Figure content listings
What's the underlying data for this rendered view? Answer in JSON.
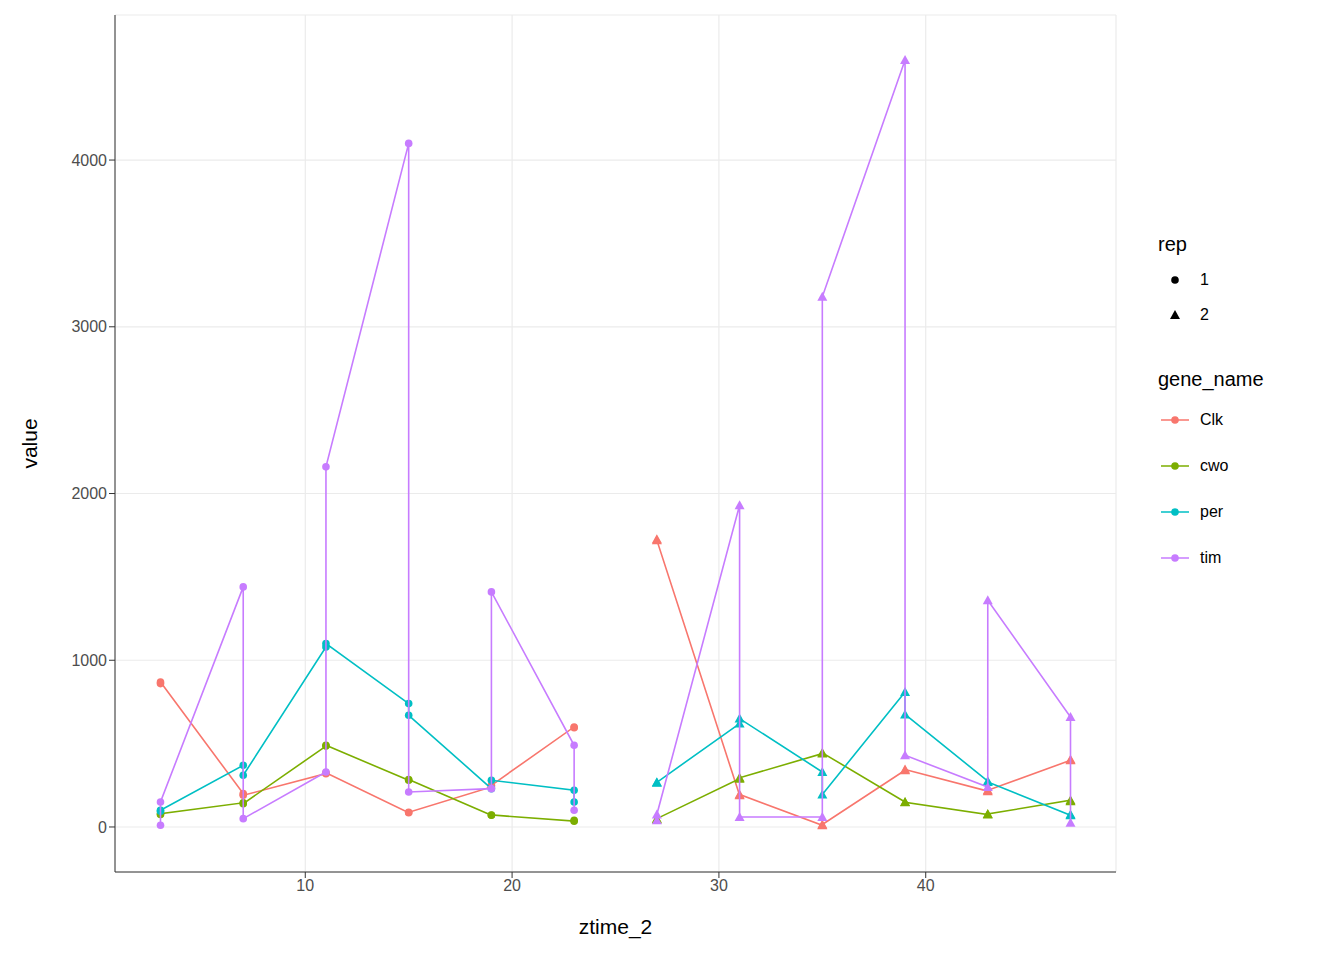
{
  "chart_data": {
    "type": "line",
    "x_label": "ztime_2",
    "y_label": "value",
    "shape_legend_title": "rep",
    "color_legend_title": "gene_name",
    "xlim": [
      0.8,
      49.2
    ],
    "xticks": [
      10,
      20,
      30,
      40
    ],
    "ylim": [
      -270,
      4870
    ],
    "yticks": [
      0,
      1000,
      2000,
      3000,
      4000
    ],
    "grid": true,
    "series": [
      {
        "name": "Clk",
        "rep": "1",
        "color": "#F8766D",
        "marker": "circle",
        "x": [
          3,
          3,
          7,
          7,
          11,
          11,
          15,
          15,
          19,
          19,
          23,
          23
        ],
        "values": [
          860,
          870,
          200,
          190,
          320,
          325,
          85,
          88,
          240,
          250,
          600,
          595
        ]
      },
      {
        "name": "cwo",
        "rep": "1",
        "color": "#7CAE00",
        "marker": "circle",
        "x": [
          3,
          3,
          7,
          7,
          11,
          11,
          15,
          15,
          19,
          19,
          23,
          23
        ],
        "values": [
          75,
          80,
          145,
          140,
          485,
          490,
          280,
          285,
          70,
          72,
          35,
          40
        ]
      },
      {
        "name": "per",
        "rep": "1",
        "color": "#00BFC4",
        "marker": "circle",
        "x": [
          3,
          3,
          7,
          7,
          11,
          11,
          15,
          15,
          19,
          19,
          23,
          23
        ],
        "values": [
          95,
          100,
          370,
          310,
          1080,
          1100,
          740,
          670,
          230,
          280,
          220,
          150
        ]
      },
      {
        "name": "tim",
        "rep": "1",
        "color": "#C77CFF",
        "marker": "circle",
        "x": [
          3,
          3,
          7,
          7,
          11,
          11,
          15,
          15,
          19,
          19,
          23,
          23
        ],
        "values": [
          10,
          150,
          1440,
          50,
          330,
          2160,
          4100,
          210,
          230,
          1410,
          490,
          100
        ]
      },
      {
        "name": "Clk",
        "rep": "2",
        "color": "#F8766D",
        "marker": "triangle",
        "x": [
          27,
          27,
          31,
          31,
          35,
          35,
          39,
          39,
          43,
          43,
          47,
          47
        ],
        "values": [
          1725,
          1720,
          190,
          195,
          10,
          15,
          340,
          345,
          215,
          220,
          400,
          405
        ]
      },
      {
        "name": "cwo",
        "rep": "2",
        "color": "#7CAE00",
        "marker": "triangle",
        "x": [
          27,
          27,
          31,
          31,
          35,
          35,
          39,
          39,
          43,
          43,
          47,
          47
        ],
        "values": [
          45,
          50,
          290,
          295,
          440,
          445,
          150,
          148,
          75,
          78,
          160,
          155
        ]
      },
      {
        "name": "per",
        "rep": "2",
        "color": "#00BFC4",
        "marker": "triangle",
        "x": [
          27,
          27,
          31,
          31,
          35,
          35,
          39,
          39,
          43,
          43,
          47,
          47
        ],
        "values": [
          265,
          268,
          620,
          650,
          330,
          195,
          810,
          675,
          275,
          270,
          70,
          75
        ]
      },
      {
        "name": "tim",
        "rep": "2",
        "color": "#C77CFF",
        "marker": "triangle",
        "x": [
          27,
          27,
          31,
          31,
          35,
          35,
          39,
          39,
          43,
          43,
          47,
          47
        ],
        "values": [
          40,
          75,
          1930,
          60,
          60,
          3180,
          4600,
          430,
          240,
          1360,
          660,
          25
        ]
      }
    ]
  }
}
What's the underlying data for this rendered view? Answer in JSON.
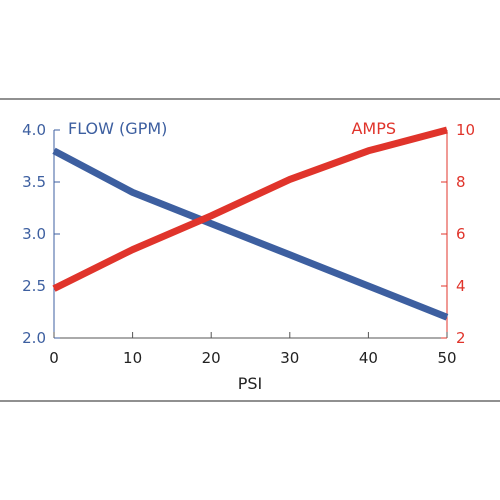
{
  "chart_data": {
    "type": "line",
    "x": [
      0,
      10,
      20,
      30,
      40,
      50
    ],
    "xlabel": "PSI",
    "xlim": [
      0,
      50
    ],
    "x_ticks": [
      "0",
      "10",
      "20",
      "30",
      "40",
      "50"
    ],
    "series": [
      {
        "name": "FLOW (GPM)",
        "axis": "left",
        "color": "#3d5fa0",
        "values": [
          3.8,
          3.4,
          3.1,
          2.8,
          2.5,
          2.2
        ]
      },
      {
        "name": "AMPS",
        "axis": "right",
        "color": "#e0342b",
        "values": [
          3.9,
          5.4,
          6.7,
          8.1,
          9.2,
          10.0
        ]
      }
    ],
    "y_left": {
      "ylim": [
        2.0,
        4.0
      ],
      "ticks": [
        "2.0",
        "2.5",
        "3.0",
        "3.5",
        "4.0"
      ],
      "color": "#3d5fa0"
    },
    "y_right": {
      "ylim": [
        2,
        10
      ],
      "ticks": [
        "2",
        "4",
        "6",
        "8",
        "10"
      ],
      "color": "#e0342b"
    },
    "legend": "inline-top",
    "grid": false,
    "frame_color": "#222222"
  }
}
==
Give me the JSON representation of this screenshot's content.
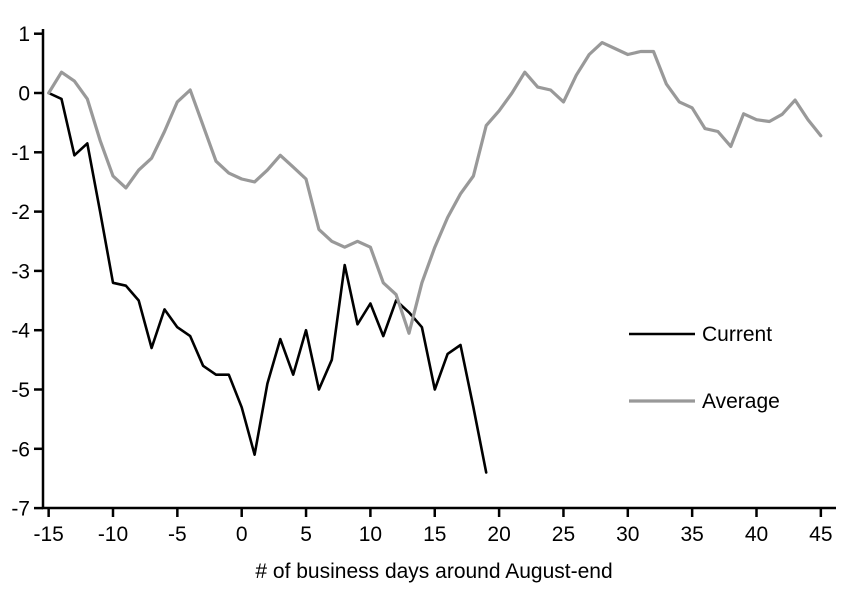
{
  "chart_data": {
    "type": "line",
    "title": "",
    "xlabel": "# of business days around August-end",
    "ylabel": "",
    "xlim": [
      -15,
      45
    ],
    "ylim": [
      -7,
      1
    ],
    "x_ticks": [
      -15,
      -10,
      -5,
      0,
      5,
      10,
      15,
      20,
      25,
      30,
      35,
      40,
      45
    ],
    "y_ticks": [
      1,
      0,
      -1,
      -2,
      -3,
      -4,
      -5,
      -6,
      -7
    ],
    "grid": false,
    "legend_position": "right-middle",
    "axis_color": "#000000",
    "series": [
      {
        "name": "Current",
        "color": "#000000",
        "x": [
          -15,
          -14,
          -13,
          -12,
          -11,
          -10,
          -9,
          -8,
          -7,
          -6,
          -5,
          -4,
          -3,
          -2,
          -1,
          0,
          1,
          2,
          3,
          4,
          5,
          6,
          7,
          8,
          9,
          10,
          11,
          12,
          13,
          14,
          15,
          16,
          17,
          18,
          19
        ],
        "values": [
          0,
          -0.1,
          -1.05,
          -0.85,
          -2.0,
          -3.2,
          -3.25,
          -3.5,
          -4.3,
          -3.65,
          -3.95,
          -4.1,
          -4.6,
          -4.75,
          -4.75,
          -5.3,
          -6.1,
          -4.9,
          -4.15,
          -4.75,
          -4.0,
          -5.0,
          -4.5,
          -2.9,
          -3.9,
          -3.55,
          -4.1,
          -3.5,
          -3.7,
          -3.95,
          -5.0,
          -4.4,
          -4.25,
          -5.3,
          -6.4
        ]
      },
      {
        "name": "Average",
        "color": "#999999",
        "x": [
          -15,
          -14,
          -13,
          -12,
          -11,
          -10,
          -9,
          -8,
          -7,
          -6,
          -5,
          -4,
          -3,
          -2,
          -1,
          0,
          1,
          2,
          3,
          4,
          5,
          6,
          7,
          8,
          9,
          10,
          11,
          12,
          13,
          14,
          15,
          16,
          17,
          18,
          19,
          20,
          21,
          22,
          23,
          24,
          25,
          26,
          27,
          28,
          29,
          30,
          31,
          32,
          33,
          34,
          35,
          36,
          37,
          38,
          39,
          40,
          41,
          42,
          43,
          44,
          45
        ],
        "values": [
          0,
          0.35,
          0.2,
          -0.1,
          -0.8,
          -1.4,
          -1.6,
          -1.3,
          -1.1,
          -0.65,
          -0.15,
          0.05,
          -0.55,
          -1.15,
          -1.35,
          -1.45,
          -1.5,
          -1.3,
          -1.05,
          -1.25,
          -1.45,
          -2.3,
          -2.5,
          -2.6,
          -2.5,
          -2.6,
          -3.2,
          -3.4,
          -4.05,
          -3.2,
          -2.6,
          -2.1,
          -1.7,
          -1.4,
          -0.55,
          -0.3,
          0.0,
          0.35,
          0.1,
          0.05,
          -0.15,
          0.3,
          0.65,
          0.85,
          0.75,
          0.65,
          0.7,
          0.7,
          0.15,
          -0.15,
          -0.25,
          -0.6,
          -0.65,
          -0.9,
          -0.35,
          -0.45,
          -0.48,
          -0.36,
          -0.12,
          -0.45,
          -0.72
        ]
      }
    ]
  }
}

#### Set exercise
For each line in the data above that contains the string "xlabel", extract the line.

#### Answer below
    "xlabel": "PSI",
    "xlabel": "# of business days around August-end",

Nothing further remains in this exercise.